Identify the lines that contain the word "highlighted" and copy each one.

-- Start Supplied information --

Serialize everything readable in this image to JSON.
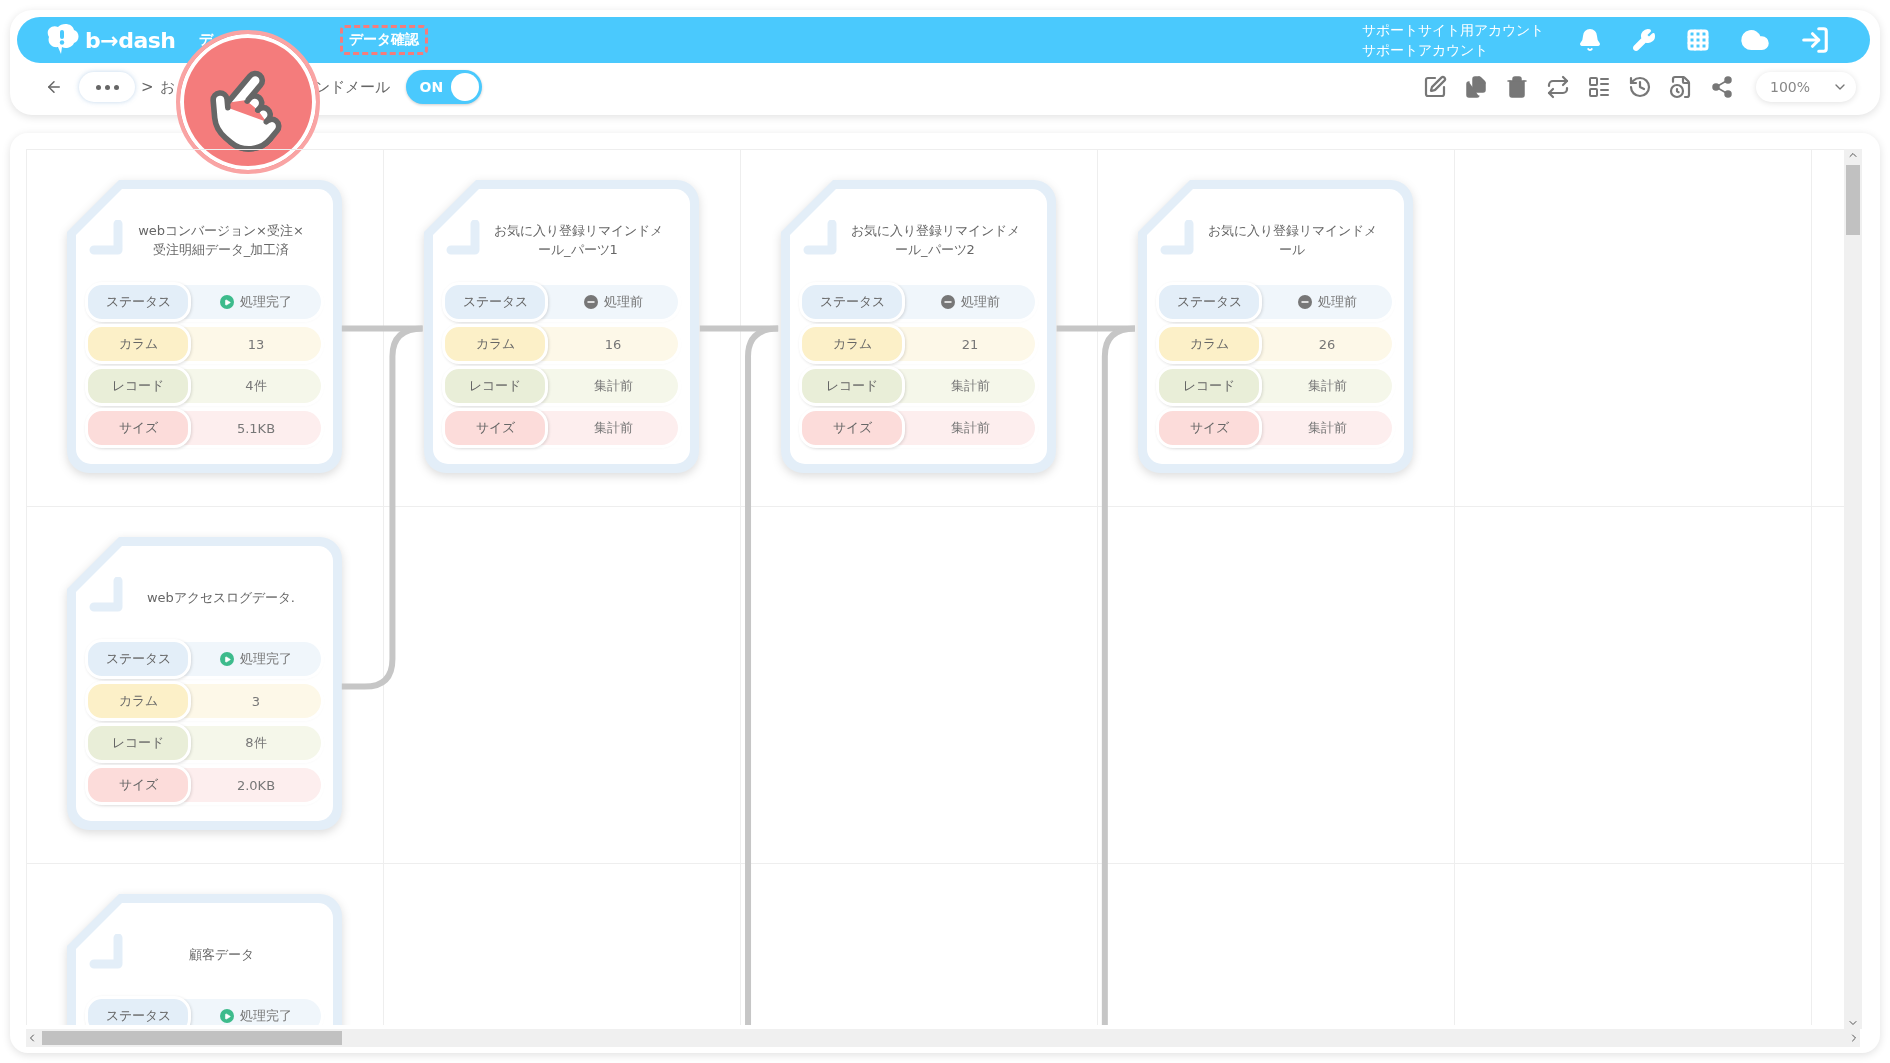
{
  "header": {
    "logo": "b→dash",
    "nav_items": [
      {
        "label": "デ",
        "highlighted": false
      },
      {
        "label": "データ確認",
        "highlighted": true
      }
    ],
    "account": [
      "サポートサイト用アカウント",
      "サポートアカウント"
    ]
  },
  "breadcrumb": {
    "separator": ">",
    "crumbs": [
      "お",
      "ンドメール"
    ],
    "toggle": {
      "label": "ON",
      "on": true
    }
  },
  "zoom": {
    "value": "100%"
  },
  "columns": [
    {
      "cards": [
        {
          "title": "webコンバージョン×受注×受注明細データ_加工済",
          "rows": [
            {
              "kind": "status",
              "label": "ステータス",
              "value": "処理完了",
              "complete": true
            },
            {
              "kind": "columns",
              "label": "カラム",
              "value": "13"
            },
            {
              "kind": "records",
              "label": "レコード",
              "value": "4件"
            },
            {
              "kind": "size",
              "label": "サイズ",
              "value": "5.1KB"
            }
          ]
        },
        {
          "title": "webアクセスログデータ.",
          "rows": [
            {
              "kind": "status",
              "label": "ステータス",
              "value": "処理完了",
              "complete": true
            },
            {
              "kind": "columns",
              "label": "カラム",
              "value": "3"
            },
            {
              "kind": "records",
              "label": "レコード",
              "value": "8件"
            },
            {
              "kind": "size",
              "label": "サイズ",
              "value": "2.0KB"
            }
          ]
        },
        {
          "title": "顧客データ",
          "rows": [
            {
              "kind": "status",
              "label": "ステータス",
              "value": "処理完了",
              "complete": true
            }
          ]
        }
      ]
    },
    {
      "cards": [
        {
          "title": "お気に入り登録リマインドメール_パーツ1",
          "rows": [
            {
              "kind": "status",
              "label": "ステータス",
              "value": "処理前",
              "complete": false
            },
            {
              "kind": "columns",
              "label": "カラム",
              "value": "16"
            },
            {
              "kind": "records",
              "label": "レコード",
              "value": "集計前"
            },
            {
              "kind": "size",
              "label": "サイズ",
              "value": "集計前"
            }
          ]
        }
      ]
    },
    {
      "cards": [
        {
          "title": "お気に入り登録リマインドメール_パーツ2",
          "rows": [
            {
              "kind": "status",
              "label": "ステータス",
              "value": "処理前",
              "complete": false
            },
            {
              "kind": "columns",
              "label": "カラム",
              "value": "21"
            },
            {
              "kind": "records",
              "label": "レコード",
              "value": "集計前"
            },
            {
              "kind": "size",
              "label": "サイズ",
              "value": "集計前"
            }
          ]
        }
      ]
    },
    {
      "cards": [
        {
          "title": "お気に入り登録リマインドメール",
          "rows": [
            {
              "kind": "status",
              "label": "ステータス",
              "value": "処理前",
              "complete": false
            },
            {
              "kind": "columns",
              "label": "カラム",
              "value": "26"
            },
            {
              "kind": "records",
              "label": "レコード",
              "value": "集計前"
            },
            {
              "kind": "size",
              "label": "サイズ",
              "value": "集計前"
            }
          ]
        }
      ]
    },
    {},
    {}
  ]
}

-- End Supplied information --

• Exercise solution:
        "highlighted": false
        "highlighted": true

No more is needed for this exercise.